To do =
Copy every record exactly, and keep the pictures out.

Given records =
┌────────

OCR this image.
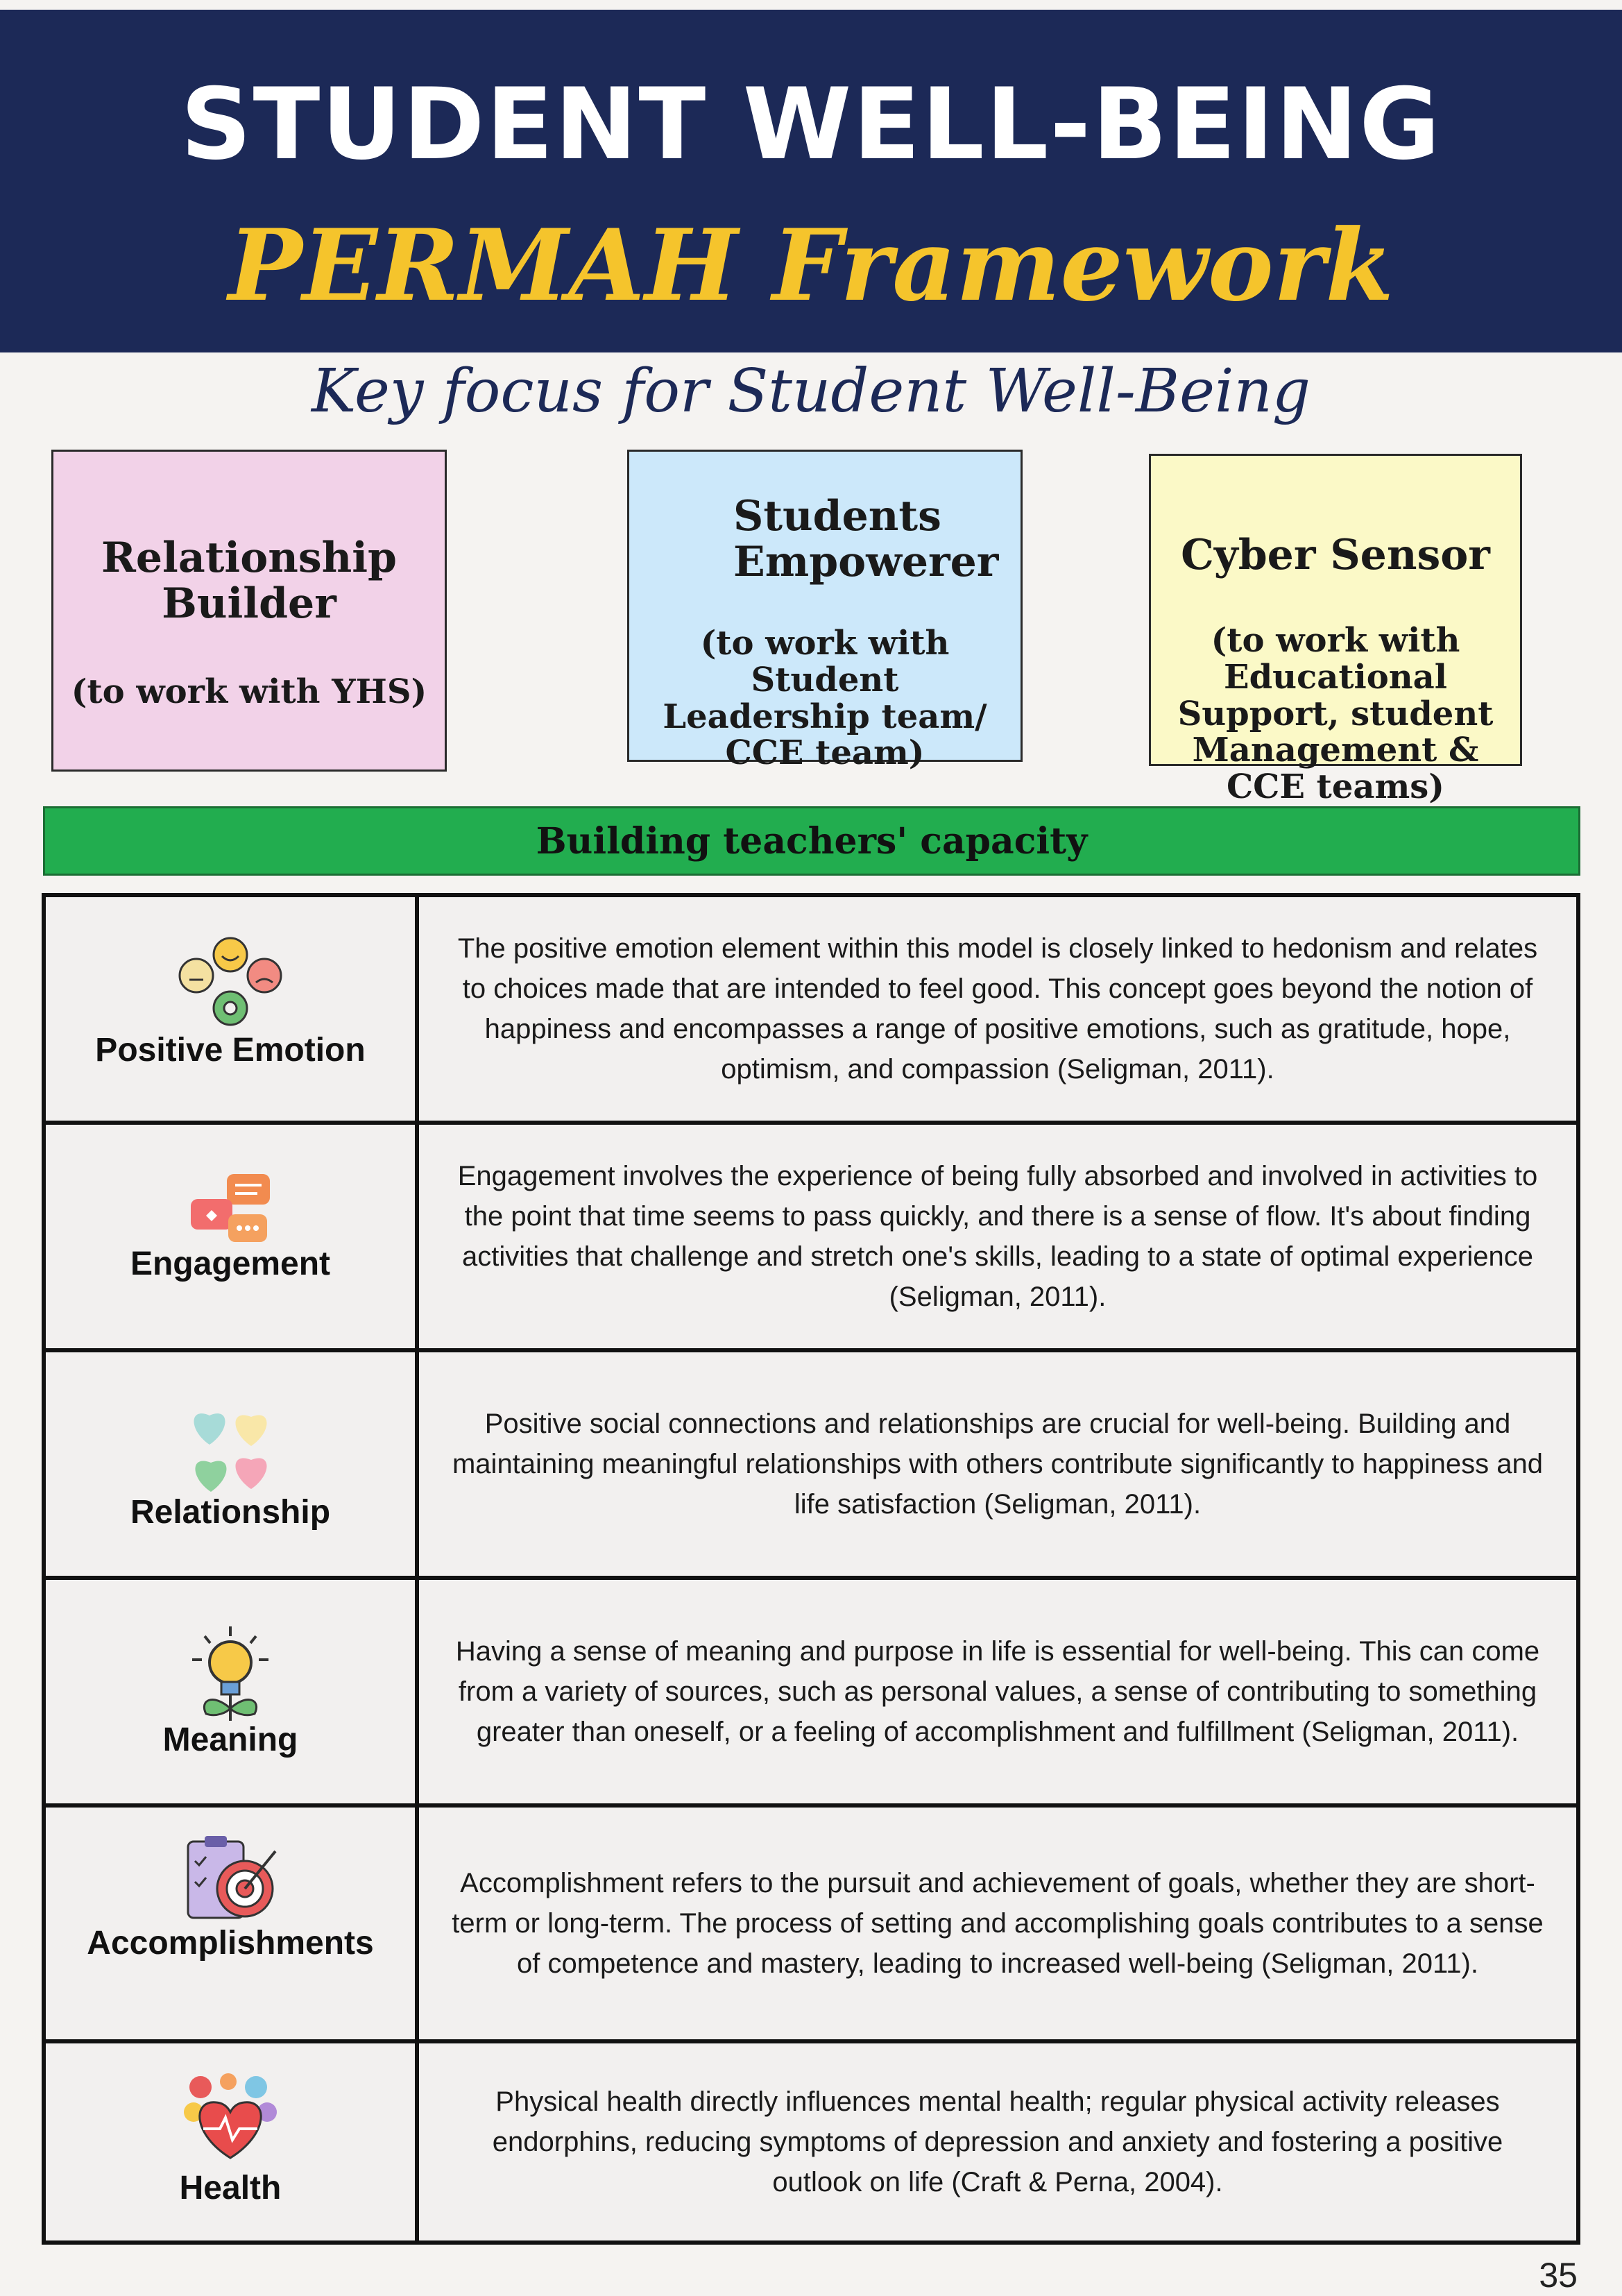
STUDENT WELL-BEING
PERMAH Framework
Key focus for Student Well-Being
Relationship Builder
(to work with YHS)
Students Empowerer
(to work with Student Leadership team/ CCE team)
Cyber Sensor
(to work with Educational Support, student Management & CCE teams)
Building teachers' capacity
Positive Emotion	The positive emotion element within this model is closely linked to hedonism and relates to choices made that are intended to feel good. This concept goes beyond the notion of happiness and encompasses a range of positive emotions, such as gratitude, hope, optimism, and compassion (Seligman, 2011).

Engagement	Engagement involves the experience of being fully absorbed and involved in activities to the point that time seems to pass quickly, and there is a sense of flow. It's about finding activities that challenge and stretch one's skills, leading to a state of optimal experience (Seligman, 2011).

Relationship	Positive social connections and relationships are crucial for well-being. Building and maintaining meaningful relationships with others contribute significantly to happiness and life satisfaction (Seligman, 2011).

Meaning	Having a sense of meaning and purpose in life is essential for well-being. This can come from a variety of sources, such as personal values, a sense of contributing to something greater than oneself, or a feeling of accomplishment and fulfillment (Seligman, 2011).

Accomplishments	Accomplishment refers to the pursuit and achievement of goals, whether they are short-term or long-term. The process of setting and accomplishing goals contributes to a sense of competence and mastery, leading to increased well-being (Seligman, 2011).

Health	Physical health directly influences mental health; regular physical activity releases endorphins, reducing symptoms of depression and anxiety and fostering a positive outlook on life (Craft & Perna, 2004).
35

└────────

Answer in full =
OCR this image.
STUDENT WELL-BEING
PERMAH Framework
Key focus for Student Well-Being
Relationship Builder
(to work with YHS)
Students Empowerer
(to work with Student Leadership team/ CCE team)
Cyber Sensor
(to work with Educational Support, student Management & CCE teams)
Building teachers' capacity
Positive Emotion	The positive emotion element within this model is closely linked to hedonism and relates to choices made that are intended to feel good. This concept goes beyond the notion of happiness and encompasses a range of positive emotions, such as gratitude, hope, optimism, and compassion (Seligman, 2011).

Engagement	Engagement involves the experience of being fully absorbed and involved in activities to the point that time seems to pass quickly, and there is a sense of flow. It's about finding activities that challenge and stretch one's skills, leading to a state of optimal experience (Seligman, 2011).

Relationship	Positive social connections and relationships are crucial for well-being. Building and maintaining meaningful relationships with others contribute significantly to happiness and life satisfaction (Seligman, 2011).

Meaning	Having a sense of meaning and purpose in life is essential for well-being. This can come from a variety of sources, such as personal values, a sense of contributing to something greater than oneself, or a feeling of accomplishment and fulfillment (Seligman, 2011).

Accomplishments	Accomplishment refers to the pursuit and achievement of goals, whether they are short-term or long-term. The process of setting and accomplishing goals contributes to a sense of competence and mastery, leading to increased well-being (Seligman, 2011).

Health	Physical health directly influences mental health; regular physical activity releases endorphins, reducing symptoms of depression and anxiety and fostering a positive outlook on life (Craft & Perna, 2004).
35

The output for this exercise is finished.